■ **SOURCE DOCUMENT**:
• • • • •
We can clearly see that there is a lot of data missing from 2003 to 2009 although the existing data seems plausible and follows the trend.

We can also clearly see some outliers that extend below the 0° border, which doesn't make sense. This is also reflected in the dataset summary, where the minimum is -9.5°.

Manually creeping up on the Y-axis to see what the lowest, likely valid temperature is, it seems that 2.5° would be a good cutoff to remove outliers on the low end.

In [None]:
df.describe().T

Manual visual analysis shows that there is a period from Jan 2003 to Mar 2003 with very strange data. This data should be excluded.
You could assume that this is the start of some measurement difficulties that are only remedied in 2009, so unless we find that it's not enough data, it might be best to exclude everything from Jan 2003 up to Jul 2009, where everything seems to be in order again.

In [None]:
def between(df, from_, to_):
    """Returns a boolean mask for a time period selection. Assumes '_time' as time column and falls back to index."""
    if TIME in df.columns:
        return (df[TIME] >= from_) & (df[TIME] < to_)
    
    return (df.index >= from_) & (df.index < to_)    

In [None]:
df.loc[between(df, "2003-01-28", "2003-03-03"), TEMP] = np.nan
# this works if the time is the index
# df.loc["2003-01-28":"2003-03-03", TEMP] = np.nan

In [None]:
low_cutoff = 2.5

In [None]:
print("Below 0°C:", np.count_nonzero(df[TEMP] <= 0))
print(f"Between 0 and {low_cutoff}°C:", np.count_nonzero((df[TEMP] > 0) & (df[TEMP] <= low_cutoff)))

In [None]:
# eliminate all data points below the lower outlier cutoff
df.loc[df[TEMP] <= low_cutoff, TEMP] = np.nan

In [None]:
df.shape

In [None]:
df.describe().T

In [None]:
px.line(df, TIME, TEMP)

After cleanup, it appears that the data from June 10th 2009 onwards is best. The big gap with very little data from 2003 to 2009 is probably unusable.
The data before that (Jun 2001 - Jun 2003) seems mostly usable but has some large gaps as well.

It might be easier to discard just this data as it's less than 2 years worth and could have non-negligible differences in measurement methodology, distribution, etc. compared to the new data from 6 years later. Comparing (Jun 2001 - Jun 2003) to (Jun 2009 - Jun 2011) (see below) doesn't raise any warning flags that the data prior to 2009 would be invalid. However, discarding it also loses about 18 months of data and leaves us with 15 years (180 months) of continuous data; that's a 9% loss.

If experimentation shows that more data would be helpful, efforts to recover & clean the data prior to 2009 can be made. To start experimentation and modelling, the 15+ years after should be enough.

In [None]:
px.line(df.loc[between(df, "2001-06-01", "2003-06-01")], TIME, TEMP)
• • • • •
■ **SUPPLIED DATA**:
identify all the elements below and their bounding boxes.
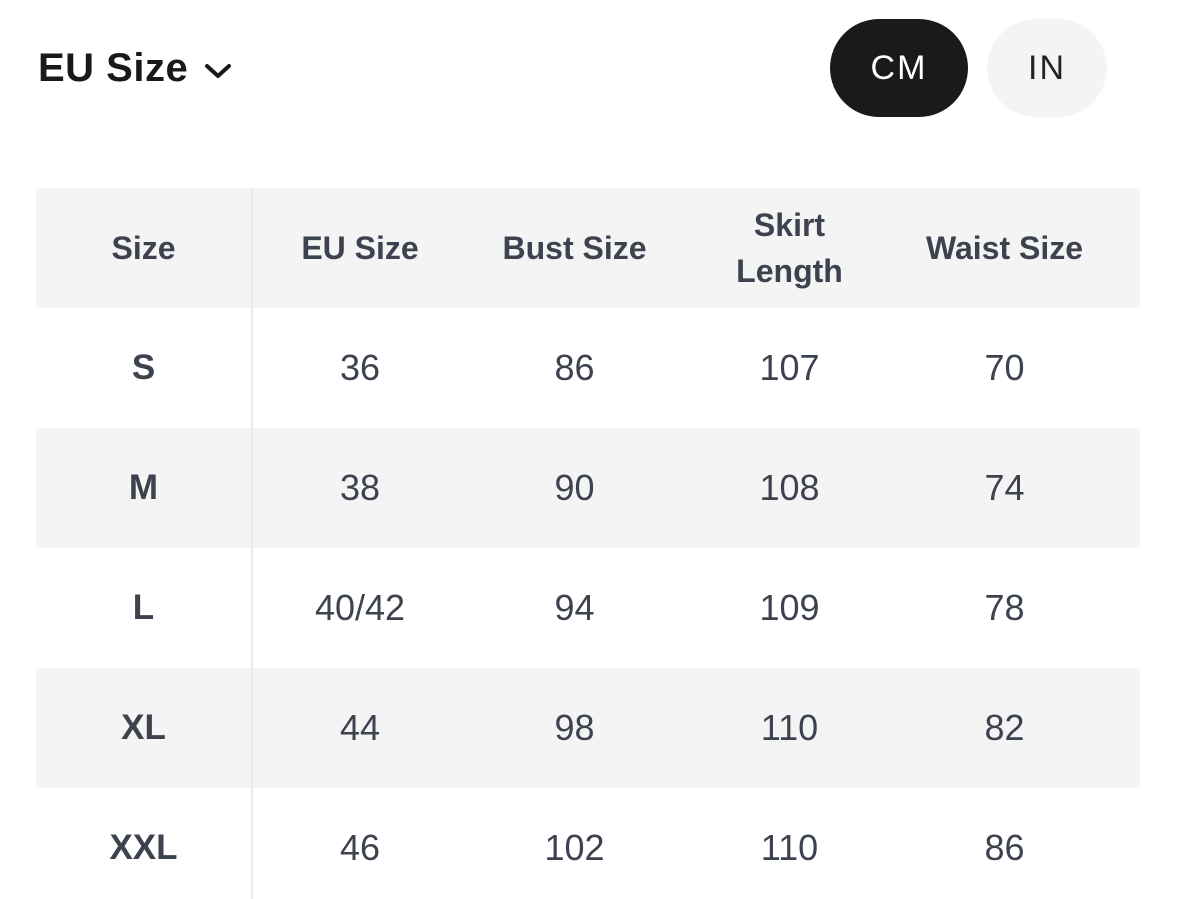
• • • • •
■ **TASKS TO CARRY OUT**:
a: From the temperature notebook, list every date string passed as an argument to the between function.
b: Answer these from the temperature notebook:
(i) What minimum temperature does the dataset summary show?
(ii) From what date onward does the data appear best after cleanup?
(iii) What percentage loss results from discarding the data before 2009?
The listing has no connection to the temperature notebook.

■ **ANSWERS FOR THE TASKS**:
a:
"2003-01-28"
"2003-03-03"
"2001-06-01"
"2003-06-01"

b:
(i) -9.5°
(ii) June 10th 2009
(iii) 9%